- [Job] All of the lines below are to be printed again exactly; images are excluded from the output.

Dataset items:
++++++++++
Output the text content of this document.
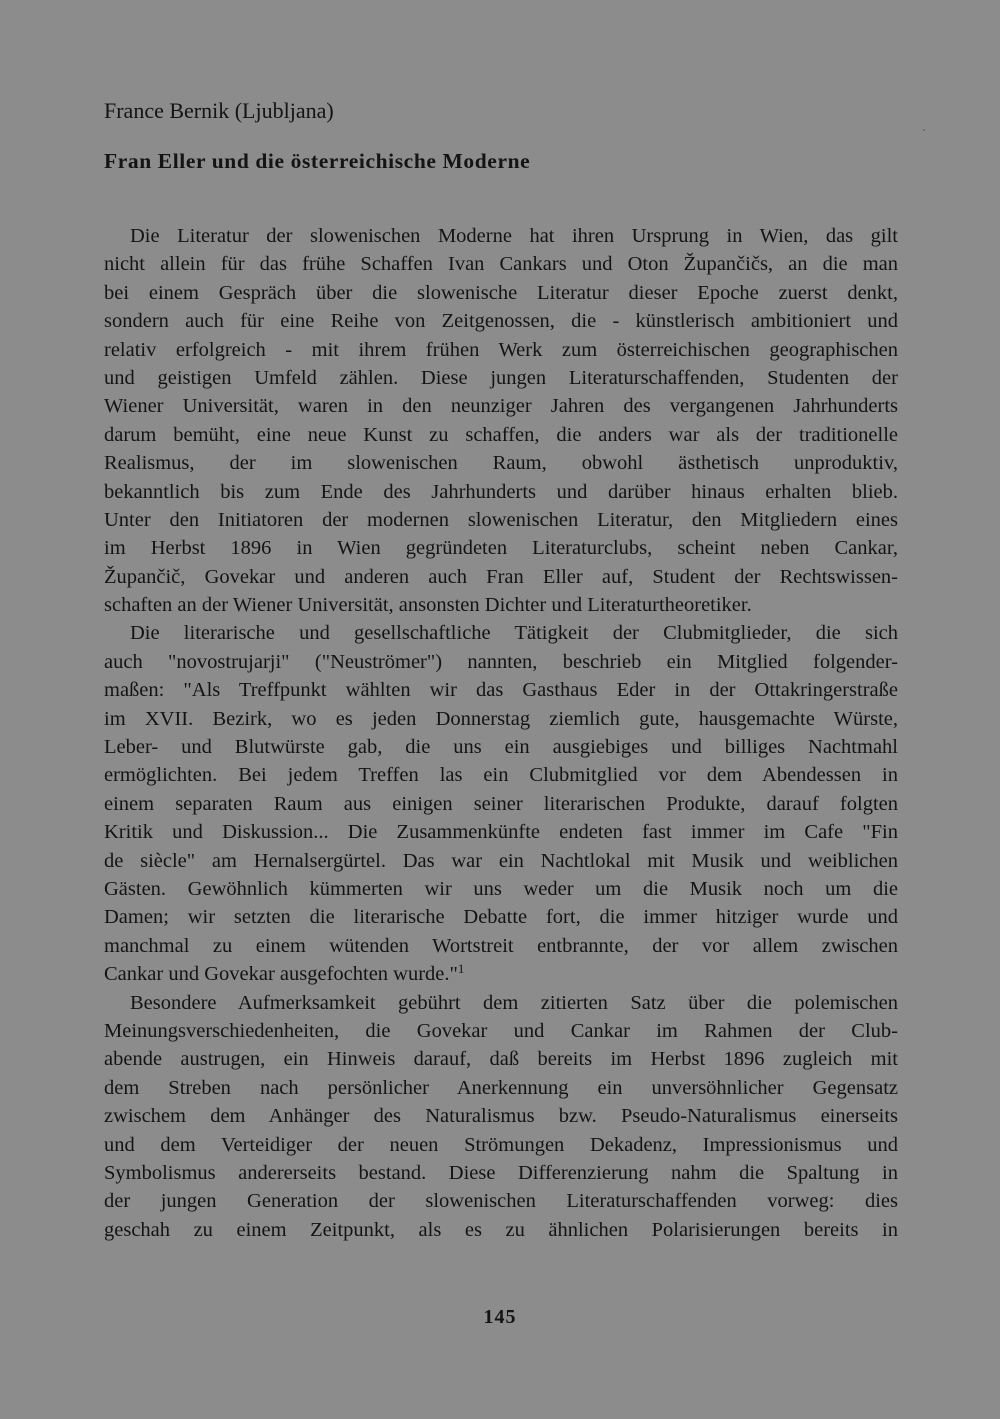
France Bernik (Ljubljana)
Fran Eller und die österreichische Moderne
Die Literatur der slowenischen Moderne hat ihren Ursprung in Wien, das gilt
nicht allein für das frühe Schaffen Ivan Cankars und Oton Župančičs, an die man
bei einem Gespräch über die slowenische Literatur dieser Epoche zuerst denkt,
sondern auch für eine Reihe von Zeitgenossen, die - künstlerisch ambitioniert und
relativ erfolgreich - mit ihrem frühen Werk zum österreichischen geographischen
und geistigen Umfeld zählen. Diese jungen Literaturschaffenden, Studenten der
Wiener Universität, waren in den neunziger Jahren des vergangenen Jahrhunderts
darum bemüht, eine neue Kunst zu schaffen, die anders war als der traditionelle
Realismus, der im slowenischen Raum, obwohl ästhetisch unproduktiv,
bekanntlich bis zum Ende des Jahrhunderts und darüber hinaus erhalten blieb.
Unter den Initiatoren der modernen slowenischen Literatur, den Mitgliedern eines
im Herbst 1896 in Wien gegründeten Literaturclubs, scheint neben Cankar,
Župančič, Govekar und anderen auch Fran Eller auf, Student der Rechtswissen-
schaften an der Wiener Universität, ansonsten Dichter und Literaturtheoretiker.
Die literarische und gesellschaftliche Tätigkeit der Clubmitglieder, die sich
auch "novostrujarji" ("Neuströmer") nannten, beschrieb ein Mitglied folgender-
maßen: "Als Treffpunkt wählten wir das Gasthaus Eder in der Ottakringerstraße
im XVII. Bezirk, wo es jeden Donnerstag ziemlich gute, hausgemachte Würste,
Leber- und Blutwürste gab, die uns ein ausgiebiges und billiges Nachtmahl
ermöglichten. Bei jedem Treffen las ein Clubmitglied vor dem Abendessen in
einem separaten Raum aus einigen seiner literarischen Produkte, darauf folgten
Kritik und Diskussion... Die Zusammenkünfte endeten fast immer im Cafe "Fin
de siècle" am Hernalsergürtel. Das war ein Nachtlokal mit Musik und weiblichen
Gästen. Gewöhnlich kümmerten wir uns weder um die Musik noch um die
Damen; wir setzten die literarische Debatte fort, die immer hitziger wurde und
manchmal zu einem wütenden Wortstreit entbrannte, der vor allem zwischen
Cankar und Govekar ausgefochten wurde."$^1$
Besondere Aufmerksamkeit gebührt dem zitierten Satz über die polemischen
Meinungsverschiedenheiten, die Govekar und Cankar im Rahmen der Club-
abende austrugen, ein Hinweis darauf, daß bereits im Herbst 1896 zugleich mit
dem Streben nach persönlicher Anerkennung ein unversöhnlicher Gegensatz
zwischem dem Anhänger des Naturalismus bzw. Pseudo-Naturalismus einerseits
und dem Verteidiger der neuen Strömungen Dekadenz, Impressionismus und
Symbolismus andererseits bestand. Diese Differenzierung nahm die Spaltung in
der jungen Generation der slowenischen Literaturschaffenden vorweg: dies
geschah zu einem Zeitpunkt, als es zu ähnlichen Polarisierungen bereits in
145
++++++++++
- [Complete response]
Output the text content of this document.
France Bernik (Ljubljana)
Fran Eller und die österreichische Moderne
Die Literatur der slowenischen Moderne hat ihren Ursprung in Wien, das gilt
nicht allein für das frühe Schaffen Ivan Cankars und Oton Župančičs, an die man
bei einem Gespräch über die slowenische Literatur dieser Epoche zuerst denkt,
sondern auch für eine Reihe von Zeitgenossen, die - künstlerisch ambitioniert und
relativ erfolgreich - mit ihrem frühen Werk zum österreichischen geographischen
und geistigen Umfeld zählen. Diese jungen Literaturschaffenden, Studenten der
Wiener Universität, waren in den neunziger Jahren des vergangenen Jahrhunderts
darum bemüht, eine neue Kunst zu schaffen, die anders war als der traditionelle
Realismus, der im slowenischen Raum, obwohl ästhetisch unproduktiv,
bekanntlich bis zum Ende des Jahrhunderts und darüber hinaus erhalten blieb.
Unter den Initiatoren der modernen slowenischen Literatur, den Mitgliedern eines
im Herbst 1896 in Wien gegründeten Literaturclubs, scheint neben Cankar,
Župančič, Govekar und anderen auch Fran Eller auf, Student der Rechtswissen-
schaften an der Wiener Universität, ansonsten Dichter und Literaturtheoretiker.
Die literarische und gesellschaftliche Tätigkeit der Clubmitglieder, die sich
auch "novostrujarji" ("Neuströmer") nannten, beschrieb ein Mitglied folgender-
maßen: "Als Treffpunkt wählten wir das Gasthaus Eder in der Ottakringerstraße
im XVII. Bezirk, wo es jeden Donnerstag ziemlich gute, hausgemachte Würste,
Leber- und Blutwürste gab, die uns ein ausgiebiges und billiges Nachtmahl
ermöglichten. Bei jedem Treffen las ein Clubmitglied vor dem Abendessen in
einem separaten Raum aus einigen seiner literarischen Produkte, darauf folgten
Kritik und Diskussion... Die Zusammenkünfte endeten fast immer im Cafe "Fin
de siècle" am Hernalsergürtel. Das war ein Nachtlokal mit Musik und weiblichen
Gästen. Gewöhnlich kümmerten wir uns weder um die Musik noch um die
Damen; wir setzten die literarische Debatte fort, die immer hitziger wurde und
manchmal zu einem wütenden Wortstreit entbrannte, der vor allem zwischen
Cankar und Govekar ausgefochten wurde."$^1$
Besondere Aufmerksamkeit gebührt dem zitierten Satz über die polemischen
Meinungsverschiedenheiten, die Govekar und Cankar im Rahmen der Club-
abende austrugen, ein Hinweis darauf, daß bereits im Herbst 1896 zugleich mit
dem Streben nach persönlicher Anerkennung ein unversöhnlicher Gegensatz
zwischem dem Anhänger des Naturalismus bzw. Pseudo-Naturalismus einerseits
und dem Verteidiger der neuen Strömungen Dekadenz, Impressionismus und
Symbolismus andererseits bestand. Diese Differenzierung nahm die Spaltung in
der jungen Generation der slowenischen Literaturschaffenden vorweg: dies
geschah zu einem Zeitpunkt, als es zu ähnlichen Polarisierungen bereits in
145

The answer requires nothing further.